PREGUNTAS DEL MATERIAL:
1. Resume en dos oraciones el fragmento sobre la libertad humana.
2. Prosigue el fragmento sobre la libertad humana a partir de su última oración.

En efecto, la libre adhesión del hombre a Dios vale más que el cielo estrellado. Hasta tal punto es así, que Dios prefiere aceptar el riesgo de que el hombre use mal la libertad, antes que privarle de ella. Ciertamente, la supresión de la libertad evitaría la posibilidad del mal (y, con él, todo sufrimiento); sin embargo, también haría imposible el bien más valioso, el único que refleja de verdad la bondad divina. Por eso, Dios asume la libertad humana con todos sus riesgos. La literatura sapiencial del Antiguo Testamento lo expresó con gran belleza: “Él fue quien al principio hizo al hombre, y le dejó en manos de su propio albedrío. Si tú quieres, guardarás los mandamientos, para permanecer fiel a su beneplácito. Él te ha puesto delante fuego y agua, a donde quieras puedes llevar tu mano. Ante los hombres está la vida y la muerte, lo que prefiera cada cual, se le dará” (Eclesiástico 15, 14-17). El hombre es libre de preferir la vida o la muerte, pero lo que prefiera se le dará.

ENTRADAS EXTRAÍDAS:
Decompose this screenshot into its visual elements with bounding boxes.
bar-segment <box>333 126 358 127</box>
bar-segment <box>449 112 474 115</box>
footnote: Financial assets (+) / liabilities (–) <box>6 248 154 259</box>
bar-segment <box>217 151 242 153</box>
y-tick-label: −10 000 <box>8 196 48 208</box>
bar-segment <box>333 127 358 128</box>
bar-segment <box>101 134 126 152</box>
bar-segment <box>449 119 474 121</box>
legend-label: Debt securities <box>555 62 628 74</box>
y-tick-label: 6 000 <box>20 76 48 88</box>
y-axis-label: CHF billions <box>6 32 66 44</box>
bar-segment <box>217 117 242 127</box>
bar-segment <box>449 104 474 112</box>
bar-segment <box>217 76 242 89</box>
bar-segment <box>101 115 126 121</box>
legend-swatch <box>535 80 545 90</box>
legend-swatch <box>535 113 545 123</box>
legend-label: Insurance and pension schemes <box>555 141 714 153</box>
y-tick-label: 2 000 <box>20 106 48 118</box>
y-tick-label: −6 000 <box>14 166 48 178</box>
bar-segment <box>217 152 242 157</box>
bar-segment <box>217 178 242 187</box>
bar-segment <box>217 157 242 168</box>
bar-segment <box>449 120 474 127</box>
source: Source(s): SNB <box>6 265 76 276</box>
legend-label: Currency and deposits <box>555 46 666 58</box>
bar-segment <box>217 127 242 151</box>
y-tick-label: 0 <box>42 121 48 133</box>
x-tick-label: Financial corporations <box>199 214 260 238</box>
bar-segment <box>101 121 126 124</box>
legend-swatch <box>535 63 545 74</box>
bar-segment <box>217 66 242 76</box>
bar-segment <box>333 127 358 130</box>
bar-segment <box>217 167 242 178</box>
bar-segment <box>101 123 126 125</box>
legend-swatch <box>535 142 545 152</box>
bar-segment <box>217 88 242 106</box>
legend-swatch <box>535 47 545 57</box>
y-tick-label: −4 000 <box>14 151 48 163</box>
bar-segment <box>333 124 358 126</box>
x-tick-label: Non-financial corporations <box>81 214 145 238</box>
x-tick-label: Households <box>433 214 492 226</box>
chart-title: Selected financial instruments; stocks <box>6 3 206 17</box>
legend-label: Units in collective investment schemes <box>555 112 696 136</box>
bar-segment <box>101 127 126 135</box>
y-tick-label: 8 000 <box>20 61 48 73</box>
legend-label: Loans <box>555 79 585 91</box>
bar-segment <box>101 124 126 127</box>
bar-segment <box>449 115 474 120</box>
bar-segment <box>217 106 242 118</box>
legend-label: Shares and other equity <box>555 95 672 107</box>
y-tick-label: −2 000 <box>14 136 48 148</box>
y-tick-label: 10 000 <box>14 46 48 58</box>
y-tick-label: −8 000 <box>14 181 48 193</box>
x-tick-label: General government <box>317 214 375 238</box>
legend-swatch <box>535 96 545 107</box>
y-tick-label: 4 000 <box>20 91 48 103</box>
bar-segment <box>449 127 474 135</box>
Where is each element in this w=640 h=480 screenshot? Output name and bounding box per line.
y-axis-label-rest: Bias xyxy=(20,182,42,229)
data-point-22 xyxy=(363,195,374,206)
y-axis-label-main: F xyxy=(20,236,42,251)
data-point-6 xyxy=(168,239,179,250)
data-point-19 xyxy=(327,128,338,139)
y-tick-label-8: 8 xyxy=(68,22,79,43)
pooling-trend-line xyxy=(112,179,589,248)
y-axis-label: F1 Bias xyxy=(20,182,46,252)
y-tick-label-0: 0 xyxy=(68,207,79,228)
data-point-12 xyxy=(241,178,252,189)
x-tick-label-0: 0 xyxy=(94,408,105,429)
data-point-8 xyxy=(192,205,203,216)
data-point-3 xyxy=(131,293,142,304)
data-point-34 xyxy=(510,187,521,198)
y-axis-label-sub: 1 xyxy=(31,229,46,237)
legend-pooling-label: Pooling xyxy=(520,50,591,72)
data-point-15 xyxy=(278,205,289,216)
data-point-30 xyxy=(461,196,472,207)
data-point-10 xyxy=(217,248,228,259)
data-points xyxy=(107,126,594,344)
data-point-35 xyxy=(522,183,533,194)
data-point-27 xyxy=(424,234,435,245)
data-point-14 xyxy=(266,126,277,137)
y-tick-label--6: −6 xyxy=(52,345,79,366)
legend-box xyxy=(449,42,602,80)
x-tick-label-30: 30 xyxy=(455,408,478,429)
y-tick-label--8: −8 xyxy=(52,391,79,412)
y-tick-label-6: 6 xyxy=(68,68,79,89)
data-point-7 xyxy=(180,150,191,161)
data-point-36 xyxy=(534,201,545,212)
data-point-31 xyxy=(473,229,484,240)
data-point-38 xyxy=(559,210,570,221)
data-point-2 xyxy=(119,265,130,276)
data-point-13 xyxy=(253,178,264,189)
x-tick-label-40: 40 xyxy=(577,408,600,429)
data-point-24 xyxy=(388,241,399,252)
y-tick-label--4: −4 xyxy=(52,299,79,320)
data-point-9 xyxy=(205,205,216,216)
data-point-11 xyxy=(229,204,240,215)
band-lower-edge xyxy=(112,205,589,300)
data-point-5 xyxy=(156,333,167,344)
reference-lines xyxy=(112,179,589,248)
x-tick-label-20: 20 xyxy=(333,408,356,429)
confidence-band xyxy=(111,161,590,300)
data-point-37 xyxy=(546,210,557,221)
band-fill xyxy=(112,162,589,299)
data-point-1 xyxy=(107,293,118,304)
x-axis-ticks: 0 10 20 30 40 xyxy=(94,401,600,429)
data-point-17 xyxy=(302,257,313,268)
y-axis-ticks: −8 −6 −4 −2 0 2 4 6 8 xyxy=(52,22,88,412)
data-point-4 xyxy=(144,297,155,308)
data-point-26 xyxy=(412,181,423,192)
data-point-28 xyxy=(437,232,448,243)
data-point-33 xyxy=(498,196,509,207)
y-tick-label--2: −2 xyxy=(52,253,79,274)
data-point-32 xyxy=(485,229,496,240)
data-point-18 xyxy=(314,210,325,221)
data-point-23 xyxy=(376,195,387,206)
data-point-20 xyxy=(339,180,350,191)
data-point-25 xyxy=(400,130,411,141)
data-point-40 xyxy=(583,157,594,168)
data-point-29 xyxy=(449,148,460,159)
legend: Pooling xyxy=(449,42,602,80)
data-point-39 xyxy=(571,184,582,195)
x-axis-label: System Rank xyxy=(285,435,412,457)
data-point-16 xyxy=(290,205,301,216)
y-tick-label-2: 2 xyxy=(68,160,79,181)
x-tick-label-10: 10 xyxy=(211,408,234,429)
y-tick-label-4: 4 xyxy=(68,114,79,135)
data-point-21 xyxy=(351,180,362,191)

RESULTADOS OBTENIDOS:
1. Dios valora la libre adhesión del hombre más que el cielo estrellado y prefiere aceptar el riesgo de que use mal su libertad antes que privarle de ella, porque suprimirla evitaría el mal pero también haría imposible el bien más valioso. Por eso asume la libertad humana con todos sus riesgos, como expresa el Eclesiástico: el hombre es libre de preferir la vida o la muerte, pero lo que prefiera se le dará.

2.
Libres, con todas las consecuencias
Porque Dios crea una verdadera libertad y asume sus riesgos, no consta que haya querido dar al hombre una red de seguridad −como la que protege a los equilibristas en el circo− para neutralizar las graves consecuencias de su posible mal uso. Es cierto que Dios nos cuida con su providencia, pero lo hace concediéndonos una participación activa en ella. Con nuestra inteligencia somos capaces de conocer cada vez mejor la realidad en que vivimos y de distinguir lo que nos hace bien de lo que nos hace mal. A la libertad está unida la capacidad y la obligación para cada uno de proveer por sí mismo, y nuestra provisión es respetada.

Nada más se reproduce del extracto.